[Start DATA RECORDS]

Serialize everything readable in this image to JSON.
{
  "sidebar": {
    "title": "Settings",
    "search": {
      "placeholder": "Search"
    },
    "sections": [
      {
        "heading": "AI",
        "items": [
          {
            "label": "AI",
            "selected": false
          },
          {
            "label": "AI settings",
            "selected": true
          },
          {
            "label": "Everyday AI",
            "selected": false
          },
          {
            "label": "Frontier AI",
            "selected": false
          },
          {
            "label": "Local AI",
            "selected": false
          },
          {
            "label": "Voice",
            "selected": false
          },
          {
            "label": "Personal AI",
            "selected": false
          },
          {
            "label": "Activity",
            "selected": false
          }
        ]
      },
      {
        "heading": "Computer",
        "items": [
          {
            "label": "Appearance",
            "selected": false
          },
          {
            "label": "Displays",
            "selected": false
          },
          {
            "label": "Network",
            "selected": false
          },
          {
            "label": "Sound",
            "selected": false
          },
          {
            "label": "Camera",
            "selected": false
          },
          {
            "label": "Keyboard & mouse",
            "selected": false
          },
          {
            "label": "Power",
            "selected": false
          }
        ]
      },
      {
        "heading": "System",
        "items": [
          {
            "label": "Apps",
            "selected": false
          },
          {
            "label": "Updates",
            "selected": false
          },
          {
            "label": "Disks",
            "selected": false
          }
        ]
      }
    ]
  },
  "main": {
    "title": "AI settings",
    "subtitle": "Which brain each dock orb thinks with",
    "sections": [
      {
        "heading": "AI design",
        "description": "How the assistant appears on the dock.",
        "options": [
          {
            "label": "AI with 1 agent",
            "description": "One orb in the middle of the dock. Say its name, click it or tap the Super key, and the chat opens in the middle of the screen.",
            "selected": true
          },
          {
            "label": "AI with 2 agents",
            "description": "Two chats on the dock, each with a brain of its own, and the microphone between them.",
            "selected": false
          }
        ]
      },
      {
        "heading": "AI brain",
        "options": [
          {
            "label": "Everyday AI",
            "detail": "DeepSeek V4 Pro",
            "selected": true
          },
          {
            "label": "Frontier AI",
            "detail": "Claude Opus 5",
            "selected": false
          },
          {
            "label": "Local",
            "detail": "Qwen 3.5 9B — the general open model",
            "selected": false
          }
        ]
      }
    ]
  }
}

[End DATA RECORDS]

# WORK REQUIRED
Return every line from the records above that holds the word "with".

# THE REPLY
    "subtitle": "Which brain each dock orb thinks with",
            "label": "AI with 1 agent",
            "label": "AI with 2 agents",
            "description": "Two chats on the dock, each with a brain of its own, and the microphone between them.",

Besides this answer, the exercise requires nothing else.